# Data shown start

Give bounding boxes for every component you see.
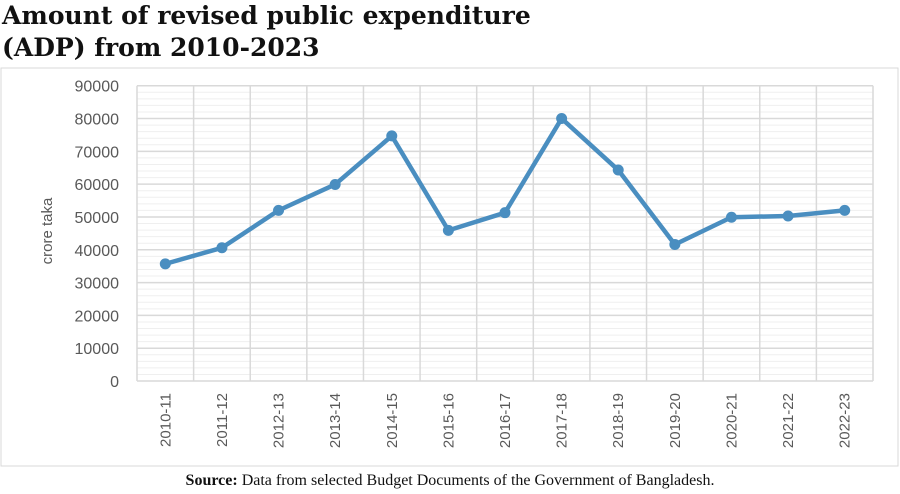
title-line-1: Amount of revised public expenditure	[2, 1, 531, 30]
x-tick-label: 2013-14	[327, 393, 344, 448]
x-tick-label: 2011-12	[214, 393, 231, 447]
title-line-2: (ADP) from 2010-2023	[2, 33, 320, 62]
data-point	[386, 130, 398, 142]
y-axis-label: crore taka	[39, 197, 56, 264]
data-point	[442, 224, 454, 236]
data-point	[273, 204, 285, 216]
chart-area-border	[0, 67, 899, 467]
y-tick-label: 60000	[75, 177, 120, 194]
x-tick-label: 2012-13	[271, 393, 288, 448]
source-label: Source:	[185, 472, 238, 489]
y-tick-label: 40000	[75, 243, 120, 260]
x-tick-label: 2010-11	[157, 393, 174, 447]
data-point	[499, 207, 511, 219]
y-tick-label: 50000	[75, 210, 120, 227]
data-point	[725, 211, 737, 223]
x-tick-label: 2022-23	[837, 393, 854, 448]
data-point	[159, 258, 171, 270]
data-point	[216, 242, 228, 254]
x-tick-label: 2018-19	[610, 393, 627, 448]
x-tick-label: 2017-18	[554, 393, 571, 448]
y-tick-label: 70000	[75, 144, 120, 161]
source-note: Source: Data from selected Budget Docume…	[0, 472, 900, 490]
x-tick-label: 2019-20	[667, 393, 684, 448]
y-tick-label: 10000	[75, 341, 120, 358]
data-point	[839, 204, 851, 216]
x-tick-label: 2016-17	[497, 393, 514, 448]
source-text: Data from selected Budget Documents of t…	[237, 472, 715, 489]
data-point	[612, 164, 624, 176]
chart-title: Amount of revised public expenditure (AD…	[2, 0, 531, 64]
x-tick-label: 2015-16	[440, 393, 457, 448]
y-tick-label: 20000	[75, 308, 120, 325]
data-point	[329, 178, 341, 190]
y-tick-label: 30000	[75, 276, 120, 293]
y-tick-label: 80000	[75, 112, 120, 129]
data-point	[782, 210, 794, 222]
y-tick-label: 90000	[75, 79, 120, 96]
data-point	[556, 113, 568, 125]
x-tick-label: 2014-15	[384, 393, 401, 448]
x-tick-label: 2021-22	[780, 393, 797, 448]
data-point	[669, 239, 681, 251]
y-tick-label: 0	[110, 374, 119, 391]
x-tick-label: 2020-21	[723, 393, 740, 448]
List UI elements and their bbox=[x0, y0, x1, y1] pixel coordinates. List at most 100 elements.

# Data shown end

→ Required task:
Print, unchanged, the part of the records that opens with the line containing "title-line-1: Amount of" and closes with the line containing "113, 568, 125]", including both of those lines.

→ Written solution:
title-line-1: Amount of revised public expenditure	[2, 1, 531, 30]
x-tick-label: 2013-14	[327, 393, 344, 448]
x-tick-label: 2011-12	[214, 393, 231, 447]
title-line-2: (ADP) from 2010-2023	[2, 33, 320, 62]
data-point	[386, 130, 398, 142]
y-axis-label: crore taka	[39, 197, 56, 264]
data-point	[442, 224, 454, 236]
data-point	[273, 204, 285, 216]
chart-area-border	[0, 67, 899, 467]
y-tick-label: 60000	[75, 177, 120, 194]
x-tick-label: 2012-13	[271, 393, 288, 448]
source-label: Source:	[185, 472, 238, 489]
y-tick-label: 40000	[75, 243, 120, 260]
x-tick-label: 2010-11	[157, 393, 174, 447]
data-point	[499, 207, 511, 219]
y-tick-label: 50000	[75, 210, 120, 227]
data-point	[725, 211, 737, 223]
x-tick-label: 2022-23	[837, 393, 854, 448]
data-point	[159, 258, 171, 270]
data-point	[216, 242, 228, 254]
x-tick-label: 2018-19	[610, 393, 627, 448]
x-tick-label: 2017-18	[554, 393, 571, 448]
y-tick-label: 70000	[75, 144, 120, 161]
source-note: Source: Data from selected Budget Docume…	[0, 472, 900, 490]
x-tick-label: 2019-20	[667, 393, 684, 448]
y-tick-label: 10000	[75, 341, 120, 358]
data-point	[839, 204, 851, 216]
x-tick-label: 2016-17	[497, 393, 514, 448]
source-text: Data from selected Budget Documents of t…	[237, 472, 715, 489]
data-point	[612, 164, 624, 176]
chart-title: Amount of revised public expenditure (AD…	[2, 0, 531, 64]
x-tick-label: 2015-16	[440, 393, 457, 448]
y-tick-label: 20000	[75, 308, 120, 325]
data-point	[329, 178, 341, 190]
y-tick-label: 30000	[75, 276, 120, 293]
y-tick-label: 80000	[75, 112, 120, 129]
data-point	[782, 210, 794, 222]
y-tick-label: 90000	[75, 79, 120, 96]
data-point	[556, 113, 568, 125]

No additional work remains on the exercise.